Segment Start: SUPPLIED TEXT

“Many teams are at C2 hoping to summit in the small weather window 23-24th. Three Lhotse climbers from my team left this morning for their summit push.
“But I will wait. Forecast says wind starts to decrease from 25th. Looks like we may have one last summit chance right at the end of season.”
“Leonardo Antonio Avezzano and Alaa Hashim Al-juneidi are still at camp 3. High winds at Camp 4 prevent them from moving any further so another night in O2 to be spent at Camp 3. They will decide tomorrow if moving to camp 4 or not is possible. It’s all up to the weather.
“Khadija Turki is still at camp 2. She is doing great and if the weather gets better she will move to camp 3.
“Pray for us for a good weather.
“Thinking of Gaza from here.”
“Summit day is officially in sight! Mountain Professionals’ Everest team continues to progress nicely up the mountain and is currently safe and sound at Camp 2. They set off on their final trip from Base Camp on the 17th, ascending straight to C2 to cap off what always makes for a long and challenging day.
“Shifting weather patterns due to India’s Tropical Cyclone Tauktae have complicated matters a bit, leading to high winds and moderate snowfall in camp.
“Out of an abundance of caution, the team decided to push their target summit date back and take a second rest day at 21,000’. With any luck, the weather will settle soon and the team will set out for Camp 3 feeling recuperated and ready to go!
“We’ll be back soon with more updates. Until then, keep the good vibes coming!”
“Many of you ask my why I’m doing this, especially now, after having failed to reach the summit so many times, now with a family, etc. I’ve had a hard time putting it into words but I think this is close to it:
“I read somewhere that “a story is a character that wants something and overcomes conflict to get it.”
“Without that, there is no story. Whether it be a book, a movie, or….life.
“When I look back on my life, I want to remember as much as I can from it, and it turns out our brains only really remember stories. Or at least they remember them better.
“My story related to Everest has been long and with tons of conflict. Even more so now. Being older with a lot more at stake, makes this experience a lot more challenging. But I know it’ll be worth the story at the end.

Segment End: SUPPLIED TEXT
Segment Start: INFORMATION SHOWN

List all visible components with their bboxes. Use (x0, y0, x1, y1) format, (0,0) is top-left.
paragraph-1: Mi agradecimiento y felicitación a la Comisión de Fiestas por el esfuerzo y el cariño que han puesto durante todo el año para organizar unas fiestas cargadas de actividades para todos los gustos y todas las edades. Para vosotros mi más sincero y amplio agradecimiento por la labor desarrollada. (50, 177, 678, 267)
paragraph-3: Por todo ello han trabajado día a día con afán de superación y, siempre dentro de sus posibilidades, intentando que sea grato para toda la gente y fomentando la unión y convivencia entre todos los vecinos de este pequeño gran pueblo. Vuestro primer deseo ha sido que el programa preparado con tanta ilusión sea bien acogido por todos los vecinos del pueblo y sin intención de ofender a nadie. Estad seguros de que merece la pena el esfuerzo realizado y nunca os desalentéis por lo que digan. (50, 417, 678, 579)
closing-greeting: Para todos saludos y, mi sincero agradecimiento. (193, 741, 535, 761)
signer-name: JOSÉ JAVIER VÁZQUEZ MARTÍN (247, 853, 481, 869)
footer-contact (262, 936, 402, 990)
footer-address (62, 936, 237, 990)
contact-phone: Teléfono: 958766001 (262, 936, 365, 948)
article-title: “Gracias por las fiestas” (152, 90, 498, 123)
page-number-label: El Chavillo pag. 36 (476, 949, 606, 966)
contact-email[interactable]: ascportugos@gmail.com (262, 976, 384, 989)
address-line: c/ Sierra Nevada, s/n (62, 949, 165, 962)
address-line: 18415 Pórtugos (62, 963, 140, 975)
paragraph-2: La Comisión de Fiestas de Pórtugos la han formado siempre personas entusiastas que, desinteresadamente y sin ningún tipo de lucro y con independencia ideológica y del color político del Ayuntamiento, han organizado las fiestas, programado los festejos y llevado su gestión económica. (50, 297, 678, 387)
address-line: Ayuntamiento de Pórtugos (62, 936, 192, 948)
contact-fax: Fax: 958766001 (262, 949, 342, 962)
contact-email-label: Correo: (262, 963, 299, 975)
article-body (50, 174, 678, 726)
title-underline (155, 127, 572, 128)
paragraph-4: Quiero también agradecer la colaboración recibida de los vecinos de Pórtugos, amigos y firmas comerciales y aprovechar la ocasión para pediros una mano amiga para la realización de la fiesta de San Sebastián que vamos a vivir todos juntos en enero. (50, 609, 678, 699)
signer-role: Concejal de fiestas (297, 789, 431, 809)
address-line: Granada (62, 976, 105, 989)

Segment End: INFORMATION SHOWN

_EXERCISES TO COMPLETE:_
A) In the Everest updates, which storm is blamed for the shifting weather at Camp 2?
B) Name every person identified by name in the Everest updates.
C) Resume the Everest updates after their final sentence.
The records have no connection to the Everest updates.

_ANSWERS FOR THE TASKS:_
A) India's Tropical Cyclone Tauktae.

B) Leonardo Antonio Avezzano, Alaa Hashim Al-juneidi, Khadija Turki

C)
“Don’t be confused though; I’m not looking for a good story to tell at a cocktail party, that’s not what I mean (and to be honest, no one other than me will really understand or relate to the details of my personal Everest story anyways). What I’m talking about is the personal story that is what my life will unravel down to when all is said and done. What my life will have meant, in a memorable way, to me. THAT’s what I’m trying to create here.
“And so here I am. And here I go. Up, up, up, to the summit I go.”
“The rest period is now over and the time has come to get ready for the #summit attempt. The weather forecasts have been changing on a daily basis and so it did this morning also, showing us that we need to leave tonight if we want to avoid the next lot of bad weather coming.
“We’ve had a good long rest and, in fact, are as ready as we can get for a summit push. Mentally we feel excited and energized to give it a go; physically we’ve slept, rested, and eaten as much as our bulging bellybuttons allow. Now that the brief gap of calm is on the mountain, we’ve got to grab with both hands and go for it.
“There will be many other teams there too, but we are hoping that the several, clear weather days will spread the summit teams in a way that allows everyone to have a go within the safest possible way, space, and time.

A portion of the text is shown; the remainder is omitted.